From the entries below, say how many lines carry the word "content", and give nothing but the number.

• • •

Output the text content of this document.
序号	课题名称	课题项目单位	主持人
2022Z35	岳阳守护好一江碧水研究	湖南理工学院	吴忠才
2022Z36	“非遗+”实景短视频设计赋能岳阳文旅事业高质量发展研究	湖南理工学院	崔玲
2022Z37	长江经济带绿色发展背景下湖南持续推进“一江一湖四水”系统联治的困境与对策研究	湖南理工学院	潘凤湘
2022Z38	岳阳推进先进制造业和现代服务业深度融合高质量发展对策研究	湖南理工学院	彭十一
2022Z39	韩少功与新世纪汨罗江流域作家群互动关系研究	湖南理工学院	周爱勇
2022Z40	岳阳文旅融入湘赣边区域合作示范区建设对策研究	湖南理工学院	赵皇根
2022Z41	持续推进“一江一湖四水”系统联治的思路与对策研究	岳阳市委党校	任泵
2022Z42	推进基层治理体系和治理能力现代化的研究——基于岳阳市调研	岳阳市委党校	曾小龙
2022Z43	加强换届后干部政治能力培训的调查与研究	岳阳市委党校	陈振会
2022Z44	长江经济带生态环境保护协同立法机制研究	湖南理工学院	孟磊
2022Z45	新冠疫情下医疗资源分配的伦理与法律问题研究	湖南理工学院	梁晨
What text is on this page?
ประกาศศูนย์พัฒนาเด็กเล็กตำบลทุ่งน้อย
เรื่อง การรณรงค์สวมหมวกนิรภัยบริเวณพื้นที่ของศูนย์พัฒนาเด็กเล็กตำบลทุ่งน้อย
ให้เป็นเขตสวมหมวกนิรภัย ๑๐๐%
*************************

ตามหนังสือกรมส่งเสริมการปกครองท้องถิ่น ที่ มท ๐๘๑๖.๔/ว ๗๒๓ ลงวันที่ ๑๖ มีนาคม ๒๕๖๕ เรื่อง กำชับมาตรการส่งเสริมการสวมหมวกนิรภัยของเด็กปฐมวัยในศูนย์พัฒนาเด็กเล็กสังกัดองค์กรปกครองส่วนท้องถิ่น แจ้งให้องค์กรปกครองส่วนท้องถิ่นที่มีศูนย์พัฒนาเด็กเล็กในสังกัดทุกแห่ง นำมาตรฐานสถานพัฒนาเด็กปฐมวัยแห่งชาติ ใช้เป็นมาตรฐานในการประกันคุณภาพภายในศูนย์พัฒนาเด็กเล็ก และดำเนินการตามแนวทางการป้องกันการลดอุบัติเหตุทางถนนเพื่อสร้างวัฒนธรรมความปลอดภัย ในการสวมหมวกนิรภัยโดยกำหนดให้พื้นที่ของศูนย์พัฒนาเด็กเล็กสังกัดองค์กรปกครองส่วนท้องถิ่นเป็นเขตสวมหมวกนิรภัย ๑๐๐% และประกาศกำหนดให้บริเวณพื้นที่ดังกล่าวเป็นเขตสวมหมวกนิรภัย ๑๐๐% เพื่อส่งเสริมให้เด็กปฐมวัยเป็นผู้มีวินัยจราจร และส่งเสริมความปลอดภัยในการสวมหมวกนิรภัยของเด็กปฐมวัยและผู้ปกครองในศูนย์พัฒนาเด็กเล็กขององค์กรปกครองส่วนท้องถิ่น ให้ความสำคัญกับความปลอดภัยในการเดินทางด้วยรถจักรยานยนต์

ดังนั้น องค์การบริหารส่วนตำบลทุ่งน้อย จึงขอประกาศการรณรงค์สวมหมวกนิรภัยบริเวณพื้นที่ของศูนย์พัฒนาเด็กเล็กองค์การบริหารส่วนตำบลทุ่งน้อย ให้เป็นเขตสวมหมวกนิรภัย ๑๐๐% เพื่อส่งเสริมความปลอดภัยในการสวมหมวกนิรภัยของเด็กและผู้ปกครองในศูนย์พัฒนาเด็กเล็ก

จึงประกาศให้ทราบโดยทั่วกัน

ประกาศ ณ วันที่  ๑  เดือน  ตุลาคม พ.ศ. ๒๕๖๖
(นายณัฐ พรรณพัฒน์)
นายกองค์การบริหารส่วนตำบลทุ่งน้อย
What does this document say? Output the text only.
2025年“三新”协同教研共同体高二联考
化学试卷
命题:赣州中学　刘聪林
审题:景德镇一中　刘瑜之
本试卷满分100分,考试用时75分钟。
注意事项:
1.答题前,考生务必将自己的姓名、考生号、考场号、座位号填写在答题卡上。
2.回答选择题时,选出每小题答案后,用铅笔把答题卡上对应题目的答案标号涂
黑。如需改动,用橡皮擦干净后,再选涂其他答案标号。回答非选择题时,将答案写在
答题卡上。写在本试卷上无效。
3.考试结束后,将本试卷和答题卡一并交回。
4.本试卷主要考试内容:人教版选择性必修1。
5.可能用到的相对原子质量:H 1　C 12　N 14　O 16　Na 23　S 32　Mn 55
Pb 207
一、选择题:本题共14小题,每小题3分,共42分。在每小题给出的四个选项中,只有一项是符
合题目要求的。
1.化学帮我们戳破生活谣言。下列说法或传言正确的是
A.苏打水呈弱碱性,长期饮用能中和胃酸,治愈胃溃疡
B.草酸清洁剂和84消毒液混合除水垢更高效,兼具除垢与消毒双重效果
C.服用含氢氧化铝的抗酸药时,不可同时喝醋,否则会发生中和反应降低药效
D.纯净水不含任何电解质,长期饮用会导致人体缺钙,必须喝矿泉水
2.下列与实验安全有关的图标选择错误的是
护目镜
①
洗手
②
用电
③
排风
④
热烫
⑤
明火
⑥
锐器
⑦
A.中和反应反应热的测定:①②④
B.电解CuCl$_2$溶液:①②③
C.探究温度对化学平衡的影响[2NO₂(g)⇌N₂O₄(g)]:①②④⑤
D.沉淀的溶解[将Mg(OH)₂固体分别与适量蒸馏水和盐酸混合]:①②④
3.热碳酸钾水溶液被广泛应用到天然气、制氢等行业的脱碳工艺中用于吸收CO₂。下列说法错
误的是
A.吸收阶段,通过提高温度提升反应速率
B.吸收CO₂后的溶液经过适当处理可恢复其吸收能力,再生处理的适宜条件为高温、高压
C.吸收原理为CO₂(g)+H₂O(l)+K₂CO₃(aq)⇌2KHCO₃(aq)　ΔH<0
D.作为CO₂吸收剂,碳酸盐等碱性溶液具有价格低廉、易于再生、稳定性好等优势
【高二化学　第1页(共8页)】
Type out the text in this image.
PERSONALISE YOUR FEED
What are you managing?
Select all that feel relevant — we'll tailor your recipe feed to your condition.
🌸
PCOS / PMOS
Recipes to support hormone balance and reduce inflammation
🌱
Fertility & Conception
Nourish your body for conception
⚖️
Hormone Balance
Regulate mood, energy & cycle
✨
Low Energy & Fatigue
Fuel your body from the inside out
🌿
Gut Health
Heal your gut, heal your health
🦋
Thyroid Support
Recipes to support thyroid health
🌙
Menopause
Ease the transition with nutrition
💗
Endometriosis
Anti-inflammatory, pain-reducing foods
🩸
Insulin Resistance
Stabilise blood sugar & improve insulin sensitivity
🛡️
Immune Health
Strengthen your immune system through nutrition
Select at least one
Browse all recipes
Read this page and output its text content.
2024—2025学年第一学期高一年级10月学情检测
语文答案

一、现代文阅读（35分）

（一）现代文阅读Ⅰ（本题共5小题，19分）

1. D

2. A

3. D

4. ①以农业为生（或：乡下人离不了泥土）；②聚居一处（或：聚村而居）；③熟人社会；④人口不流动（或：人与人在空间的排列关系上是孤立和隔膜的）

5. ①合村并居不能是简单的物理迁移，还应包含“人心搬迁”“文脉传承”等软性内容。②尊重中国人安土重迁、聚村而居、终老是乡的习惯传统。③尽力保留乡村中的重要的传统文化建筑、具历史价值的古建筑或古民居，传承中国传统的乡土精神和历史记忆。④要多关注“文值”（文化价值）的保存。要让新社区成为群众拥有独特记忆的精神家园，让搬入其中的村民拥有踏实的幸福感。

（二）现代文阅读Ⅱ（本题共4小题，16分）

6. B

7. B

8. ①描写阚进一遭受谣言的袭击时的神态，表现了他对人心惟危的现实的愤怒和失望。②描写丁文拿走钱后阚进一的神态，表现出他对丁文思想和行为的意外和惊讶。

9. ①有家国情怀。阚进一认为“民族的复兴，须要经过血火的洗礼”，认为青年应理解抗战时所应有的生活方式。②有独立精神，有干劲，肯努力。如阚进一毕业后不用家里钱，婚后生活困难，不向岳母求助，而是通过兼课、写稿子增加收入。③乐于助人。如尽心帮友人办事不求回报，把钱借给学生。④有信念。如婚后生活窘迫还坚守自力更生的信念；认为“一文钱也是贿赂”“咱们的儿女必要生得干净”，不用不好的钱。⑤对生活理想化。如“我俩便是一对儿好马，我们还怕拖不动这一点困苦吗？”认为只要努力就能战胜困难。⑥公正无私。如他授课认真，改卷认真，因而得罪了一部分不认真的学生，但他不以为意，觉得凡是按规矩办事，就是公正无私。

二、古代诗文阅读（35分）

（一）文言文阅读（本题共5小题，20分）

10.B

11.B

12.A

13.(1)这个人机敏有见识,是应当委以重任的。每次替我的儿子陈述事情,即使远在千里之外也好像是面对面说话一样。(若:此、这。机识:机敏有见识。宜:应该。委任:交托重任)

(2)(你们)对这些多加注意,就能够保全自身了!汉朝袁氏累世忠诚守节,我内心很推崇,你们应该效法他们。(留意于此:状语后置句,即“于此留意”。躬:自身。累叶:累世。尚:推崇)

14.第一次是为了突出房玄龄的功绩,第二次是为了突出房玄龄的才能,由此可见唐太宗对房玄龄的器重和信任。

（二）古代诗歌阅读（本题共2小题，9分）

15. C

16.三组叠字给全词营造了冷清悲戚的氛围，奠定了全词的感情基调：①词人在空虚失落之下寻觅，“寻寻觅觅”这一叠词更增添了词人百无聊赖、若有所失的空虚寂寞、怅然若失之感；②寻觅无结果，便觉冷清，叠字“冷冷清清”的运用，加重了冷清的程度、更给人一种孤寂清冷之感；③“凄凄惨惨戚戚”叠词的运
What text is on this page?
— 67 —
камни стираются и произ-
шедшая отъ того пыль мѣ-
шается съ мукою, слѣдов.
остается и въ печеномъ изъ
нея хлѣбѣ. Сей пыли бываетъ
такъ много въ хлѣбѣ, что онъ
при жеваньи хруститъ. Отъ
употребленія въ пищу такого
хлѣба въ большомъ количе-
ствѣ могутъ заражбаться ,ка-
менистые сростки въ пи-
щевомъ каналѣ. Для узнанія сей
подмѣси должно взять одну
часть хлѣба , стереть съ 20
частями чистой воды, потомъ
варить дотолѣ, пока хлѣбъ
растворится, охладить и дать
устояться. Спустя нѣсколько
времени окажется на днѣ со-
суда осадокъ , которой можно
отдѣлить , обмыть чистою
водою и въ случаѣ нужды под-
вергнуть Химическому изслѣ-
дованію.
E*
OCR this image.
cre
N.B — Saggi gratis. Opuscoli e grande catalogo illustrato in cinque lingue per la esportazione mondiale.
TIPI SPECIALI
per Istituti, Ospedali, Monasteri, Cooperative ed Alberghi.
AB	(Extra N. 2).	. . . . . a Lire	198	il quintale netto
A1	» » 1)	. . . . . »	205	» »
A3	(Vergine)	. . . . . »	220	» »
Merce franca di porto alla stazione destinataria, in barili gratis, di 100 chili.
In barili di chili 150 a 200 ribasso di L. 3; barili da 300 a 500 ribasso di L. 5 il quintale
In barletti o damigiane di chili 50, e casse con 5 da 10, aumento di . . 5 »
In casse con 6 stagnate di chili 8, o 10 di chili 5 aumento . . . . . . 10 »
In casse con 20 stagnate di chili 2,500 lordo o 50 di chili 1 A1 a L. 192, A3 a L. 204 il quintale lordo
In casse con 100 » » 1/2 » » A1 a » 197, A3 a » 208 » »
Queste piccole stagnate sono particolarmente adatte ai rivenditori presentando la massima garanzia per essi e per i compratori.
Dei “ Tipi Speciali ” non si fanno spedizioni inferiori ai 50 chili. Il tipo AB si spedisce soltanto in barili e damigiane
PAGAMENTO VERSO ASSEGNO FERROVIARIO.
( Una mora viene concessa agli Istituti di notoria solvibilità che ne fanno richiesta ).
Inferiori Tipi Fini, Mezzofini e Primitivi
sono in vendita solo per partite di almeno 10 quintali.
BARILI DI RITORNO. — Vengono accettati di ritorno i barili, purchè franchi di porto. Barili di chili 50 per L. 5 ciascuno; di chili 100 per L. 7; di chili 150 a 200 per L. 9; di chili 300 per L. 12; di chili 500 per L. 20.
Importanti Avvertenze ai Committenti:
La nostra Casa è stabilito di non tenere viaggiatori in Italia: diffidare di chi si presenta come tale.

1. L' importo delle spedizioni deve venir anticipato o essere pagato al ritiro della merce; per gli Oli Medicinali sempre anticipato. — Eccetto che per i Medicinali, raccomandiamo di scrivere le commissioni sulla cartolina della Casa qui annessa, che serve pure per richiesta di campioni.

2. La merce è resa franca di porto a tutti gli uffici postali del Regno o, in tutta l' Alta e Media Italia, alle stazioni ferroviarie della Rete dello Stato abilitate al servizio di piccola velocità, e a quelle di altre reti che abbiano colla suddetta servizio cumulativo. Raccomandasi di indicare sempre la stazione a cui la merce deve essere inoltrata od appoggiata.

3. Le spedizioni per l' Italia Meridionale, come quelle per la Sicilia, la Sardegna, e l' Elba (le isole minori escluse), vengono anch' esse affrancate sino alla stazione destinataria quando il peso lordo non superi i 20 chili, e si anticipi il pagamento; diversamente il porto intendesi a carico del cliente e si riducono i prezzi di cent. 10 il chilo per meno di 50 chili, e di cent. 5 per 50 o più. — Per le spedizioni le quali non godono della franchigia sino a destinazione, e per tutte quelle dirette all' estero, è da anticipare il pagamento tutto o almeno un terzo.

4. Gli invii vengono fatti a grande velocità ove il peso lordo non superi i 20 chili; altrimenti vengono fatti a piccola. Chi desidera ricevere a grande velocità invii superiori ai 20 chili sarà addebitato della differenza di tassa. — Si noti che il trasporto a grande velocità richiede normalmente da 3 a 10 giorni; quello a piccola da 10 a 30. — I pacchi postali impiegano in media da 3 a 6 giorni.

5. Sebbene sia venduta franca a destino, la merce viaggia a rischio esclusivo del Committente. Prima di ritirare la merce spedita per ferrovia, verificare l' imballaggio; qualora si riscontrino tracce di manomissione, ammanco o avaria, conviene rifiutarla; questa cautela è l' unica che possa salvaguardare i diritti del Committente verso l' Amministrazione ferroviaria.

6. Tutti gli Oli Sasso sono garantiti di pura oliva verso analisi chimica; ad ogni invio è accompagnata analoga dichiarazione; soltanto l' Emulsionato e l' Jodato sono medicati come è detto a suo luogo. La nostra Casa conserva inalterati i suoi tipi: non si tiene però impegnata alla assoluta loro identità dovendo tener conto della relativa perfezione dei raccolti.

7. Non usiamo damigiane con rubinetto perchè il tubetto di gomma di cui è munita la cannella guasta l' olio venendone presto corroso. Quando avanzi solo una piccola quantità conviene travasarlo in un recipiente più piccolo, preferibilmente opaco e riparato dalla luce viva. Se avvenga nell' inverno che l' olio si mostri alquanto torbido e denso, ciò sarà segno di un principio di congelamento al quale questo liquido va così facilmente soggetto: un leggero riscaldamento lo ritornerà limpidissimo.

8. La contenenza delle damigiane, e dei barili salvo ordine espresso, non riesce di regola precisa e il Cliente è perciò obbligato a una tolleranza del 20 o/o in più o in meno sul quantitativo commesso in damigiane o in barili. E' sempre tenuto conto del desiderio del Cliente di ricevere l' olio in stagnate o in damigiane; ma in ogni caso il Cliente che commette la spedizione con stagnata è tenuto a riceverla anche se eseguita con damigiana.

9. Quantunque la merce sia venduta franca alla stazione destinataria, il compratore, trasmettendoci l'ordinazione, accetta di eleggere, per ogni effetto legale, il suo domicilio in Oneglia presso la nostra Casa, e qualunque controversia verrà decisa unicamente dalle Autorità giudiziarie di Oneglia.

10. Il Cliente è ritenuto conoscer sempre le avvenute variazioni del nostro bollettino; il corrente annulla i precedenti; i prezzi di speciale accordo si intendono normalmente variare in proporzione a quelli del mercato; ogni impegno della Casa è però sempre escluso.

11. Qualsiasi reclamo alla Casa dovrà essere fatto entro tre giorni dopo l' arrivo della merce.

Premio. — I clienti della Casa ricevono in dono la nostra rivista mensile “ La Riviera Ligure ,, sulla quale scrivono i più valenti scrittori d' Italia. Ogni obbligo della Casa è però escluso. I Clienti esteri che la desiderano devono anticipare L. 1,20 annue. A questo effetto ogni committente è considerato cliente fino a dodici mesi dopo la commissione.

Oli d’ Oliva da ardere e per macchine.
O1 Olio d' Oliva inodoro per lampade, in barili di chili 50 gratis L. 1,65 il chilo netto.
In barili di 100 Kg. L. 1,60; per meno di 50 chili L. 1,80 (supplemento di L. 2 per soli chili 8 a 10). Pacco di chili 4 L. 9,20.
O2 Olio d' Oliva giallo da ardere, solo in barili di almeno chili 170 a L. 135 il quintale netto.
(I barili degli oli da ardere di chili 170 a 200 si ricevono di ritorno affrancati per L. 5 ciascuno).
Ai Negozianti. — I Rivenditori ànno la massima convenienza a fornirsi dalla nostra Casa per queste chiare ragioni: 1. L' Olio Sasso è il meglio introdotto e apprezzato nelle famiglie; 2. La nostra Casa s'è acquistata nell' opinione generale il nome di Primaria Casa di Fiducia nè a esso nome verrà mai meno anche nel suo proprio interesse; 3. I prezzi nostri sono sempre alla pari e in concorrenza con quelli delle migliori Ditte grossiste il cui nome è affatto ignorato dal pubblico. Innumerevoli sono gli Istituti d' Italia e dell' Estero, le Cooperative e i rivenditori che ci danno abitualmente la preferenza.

• • •

Solution to this exercise -> 2